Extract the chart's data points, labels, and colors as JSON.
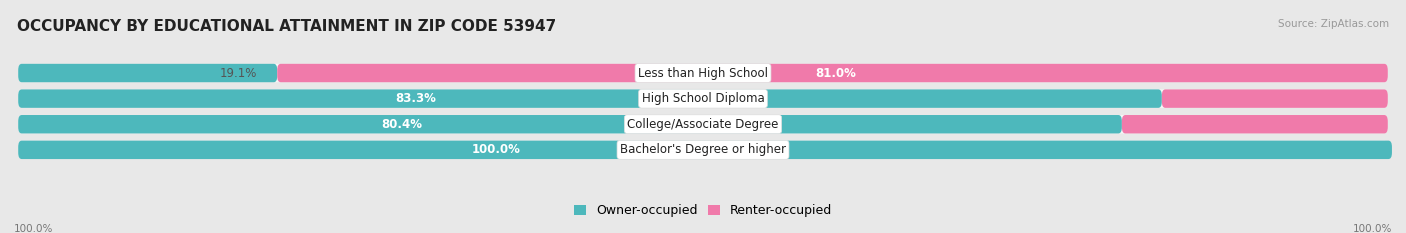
{
  "title": "OCCUPANCY BY EDUCATIONAL ATTAINMENT IN ZIP CODE 53947",
  "source": "Source: ZipAtlas.com",
  "categories": [
    "Less than High School",
    "High School Diploma",
    "College/Associate Degree",
    "Bachelor's Degree or higher"
  ],
  "owner_pct": [
    19.1,
    83.3,
    80.4,
    100.0
  ],
  "renter_pct": [
    81.0,
    16.7,
    19.6,
    0.0
  ],
  "owner_color": "#4db8bc",
  "renter_color": "#f07aaa",
  "bg_color": "#e8e8e8",
  "bar_bg_color": "#f7f7f7",
  "bar_height": 0.72,
  "title_fontsize": 11,
  "label_fontsize": 8.5,
  "pct_fontsize": 8.5,
  "legend_fontsize": 9,
  "axis_label_fontsize": 7.5,
  "source_fontsize": 7.5
}
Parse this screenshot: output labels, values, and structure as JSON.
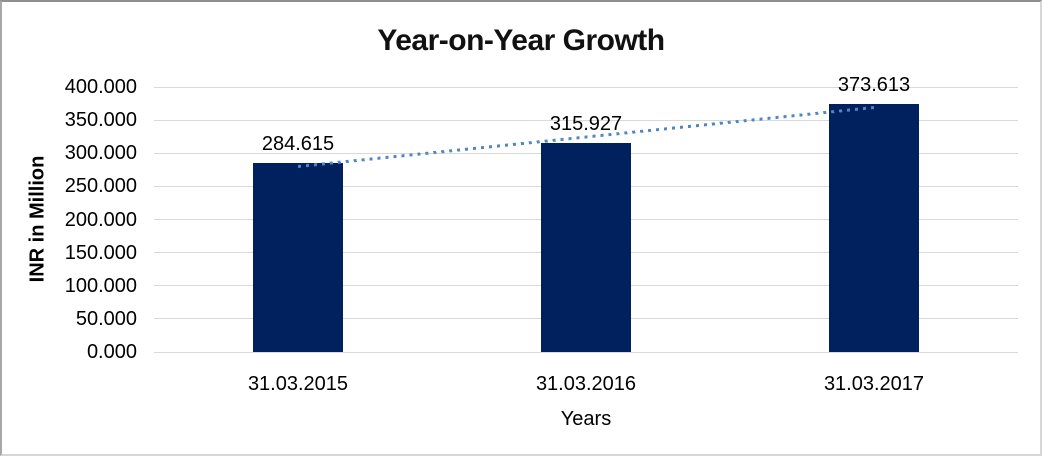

INSTRUCTIONS TO FOLLOW:
Repeat the data in full and exactly. Omit pictures.

RESULT FOR THIS EXERCISE:
Extract the chart's data points, labels, and colors as JSON.
{
  "title": "OCCUPANCY BY EDUCATIONAL ATTAINMENT IN ZIP CODE 53947",
  "source": "Source: ZipAtlas.com",
  "categories": [
    "Less than High School",
    "High School Diploma",
    "College/Associate Degree",
    "Bachelor's Degree or higher"
  ],
  "owner_pct": [
    19.1,
    83.3,
    80.4,
    100.0
  ],
  "renter_pct": [
    81.0,
    16.7,
    19.6,
    0.0
  ],
  "owner_color": "#4db8bc",
  "renter_color": "#f07aaa",
  "bg_color": "#e8e8e8",
  "bar_bg_color": "#f7f7f7",
  "bar_height": 0.72,
  "title_fontsize": 11,
  "label_fontsize": 8.5,
  "pct_fontsize": 8.5,
  "legend_fontsize": 9,
  "axis_label_fontsize": 7.5,
  "source_fontsize": 7.5
}
Parse this screenshot: output labels, values, and structure as JSON.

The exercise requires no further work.